• Exercise aim:
Of all the lines in the data below, how many contain "osób"? Report that number alone.

• Supplied records:
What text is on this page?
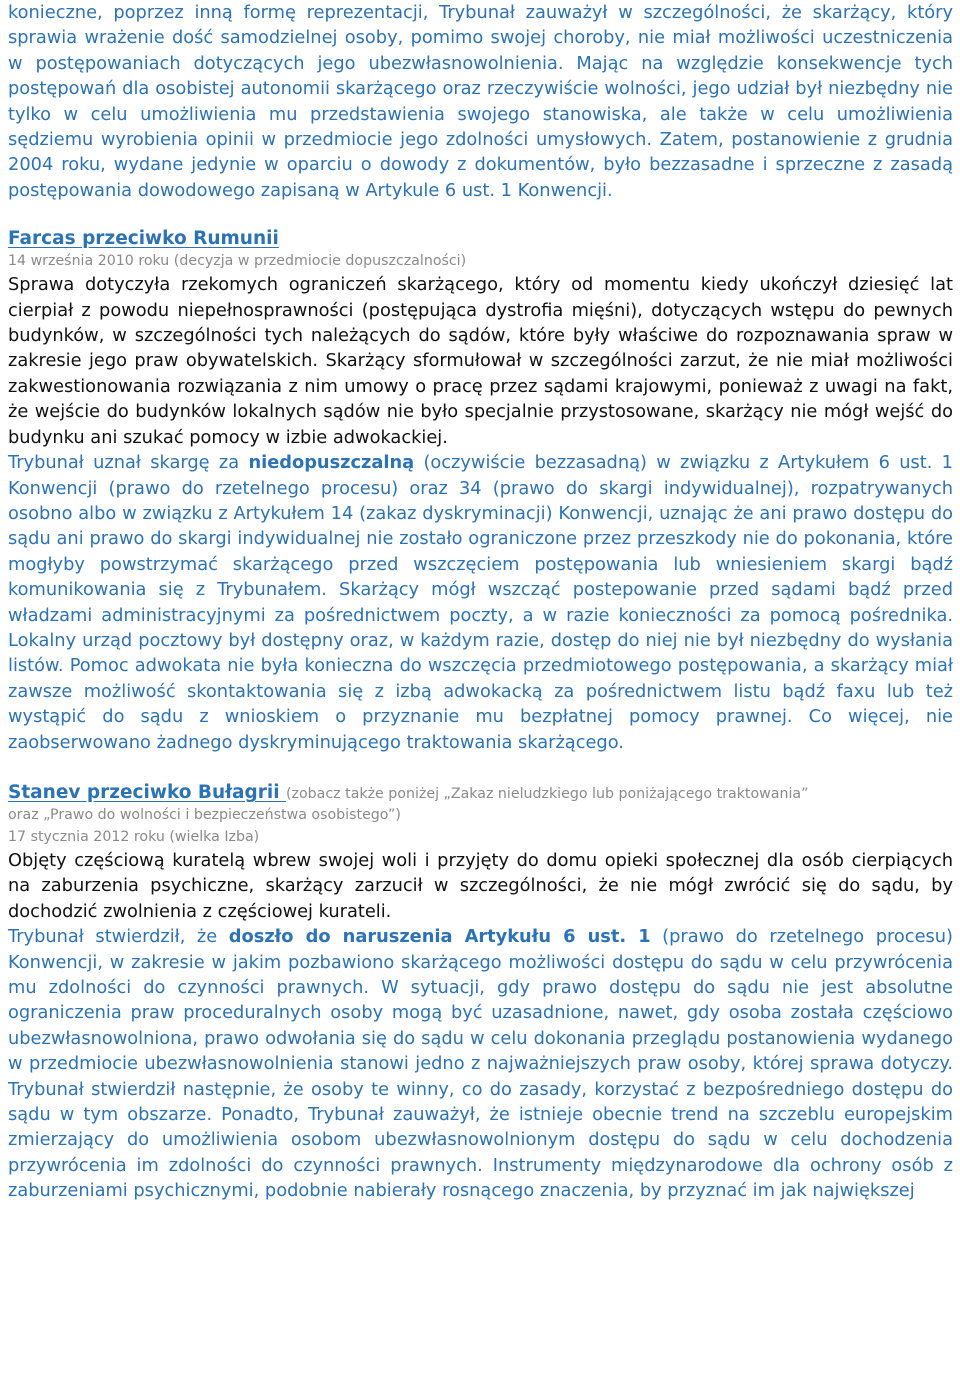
konieczne, poprzez inną formę reprezentacji, Trybunał zauważył w szczególności, że skarżący, który sprawia wrażenie dość samodzielnej osoby, pomimo swojej choroby, nie miał możliwości uczestniczenia w postępowaniach dotyczących jego ubezwłasnowolnienia. Mając na względzie konsekwencje tych postępowań dla osobistej autonomii skarżącego oraz rzeczywiście wolności, jego udział był niezbędny nie tylko w celu umożliwienia mu przedstawienia swojego stanowiska, ale także w celu umożliwienia sędziemu wyrobienia opinii w przedmiocie jego zdolności umysłowych. Zatem, postanowienie z grudnia 2004 roku, wydane jedynie w oparciu o dowody z dokumentów, było bezzasadne i sprzeczne z zasadą postępowania dowodowego zapisaną w Artykule 6 ust. 1 Konwencji.

Farcas przeciwko Rumunii

14 września 2010 roku (decyzja w przedmiocie dopuszczalności)

Sprawa dotyczyła rzekomych ograniczeń skarżącego, który od momentu kiedy ukończył dziesięć lat cierpiał z powodu niepełnosprawności (postępująca dystrofia mięśni), dotyczących wstępu do pewnych budynków, w szczególności tych należących do sądów, które były właściwe do rozpoznawania spraw w zakresie jego praw obywatelskich. Skarżący sformułował w szczególności zarzut, że nie miał możliwości zakwestionowania rozwiązania z nim umowy o pracę przez sądami krajowymi, ponieważ z uwagi na fakt, że wejście do budynków lokalnych sądów nie było specjalnie przystosowane, skarżący nie mógł wejść do budynku ani szukać pomocy w izbie adwokackiej.

Trybunał uznał skargę za niedopuszczalną (oczywiście bezzasadną) w związku z Artykułem 6 ust. 1 Konwencji (prawo do rzetelnego procesu) oraz 34 (prawo do skargi indywidualnej), rozpatrywanych osobno albo w związku z Artykułem 14 (zakaz dyskryminacji) Konwencji, uznając że ani prawo dostępu do sądu ani prawo do skargi indywidualnej nie zostało ograniczone przez przeszkody nie do pokonania, które mogłyby powstrzymać skarżącego przed wszczęciem postępowania lub wniesieniem skargi bądź komunikowania się z Trybunałem. Skarżący mógł wszcząć postepowanie przed sądami bądź przed władzami administracyjnymi za pośrednictwem poczty, a w razie konieczności za pomocą pośrednika. Lokalny urząd pocztowy był dostępny oraz, w każdym razie, dostęp do niej nie był niezbędny do wysłania listów. Pomoc adwokata nie była konieczna do wszczęcia przedmiotowego postępowania, a skarżący miał zawsze możliwość skontaktowania się z izbą adwokacką za pośrednictwem listu bądź faxu lub też wystąpić do sądu z wnioskiem o przyznanie mu bezpłatnej pomocy prawnej. Co więcej, nie zaobserwowano żadnego dyskryminującego traktowania skarżącego.

Stanev przeciwko Bułagrii (zobacz także poniżej „Zakaz nieludzkiego lub poniżającego traktowania”

oraz „Prawo do wolności i bezpieczeństwa osobistego”)

17 stycznia 2012 roku (wielka Izba)

Objęty częściową kuratelą wbrew swojej woli i przyjęty do domu opieki społecznej dla osób cierpiących na zaburzenia psychiczne, skarżący zarzucił w szczególności, że nie mógł zwrócić się do sądu, by dochodzić zwolnienia z częściowej kurateli.

Trybunał stwierdził, że doszło do naruszenia Artykułu 6 ust. 1 (prawo do rzetelnego procesu) Konwencji, w zakresie w jakim pozbawiono skarżącego możliwości dostępu do sądu w celu przywrócenia mu zdolności do czynności prawnych. W sytuacji, gdy prawo dostępu do sądu nie jest absolutne ograniczenia praw proceduralnych osoby mogą być uzasadnione, nawet, gdy osoba została częściowo ubezwłasnowolniona, prawo odwołania się do sądu w celu dokonania przeglądu postanowienia wydanego w przedmiocie ubezwłasnowolnienia stanowi jedno z najważniejszych praw osoby, której sprawa dotyczy. Trybunał stwierdził następnie, że osoby te winny, co do zasady, korzystać z bezpośredniego dostępu do sądu w tym obszarze. Ponadto, Trybunał zauważył, że istnieje obecnie trend na szczeblu europejskim zmierzający do umożliwienia osobom ubezwłasnowolnionym dostępu do sądu w celu dochodzenia przywrócenia im zdolności do czynności prawnych. Instrumenty międzynarodowe dla ochrony osób z zaburzeniami psychicznymi, podobnie nabierały rosnącego znaczenia, by przyznać im jak największej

• Result below:
2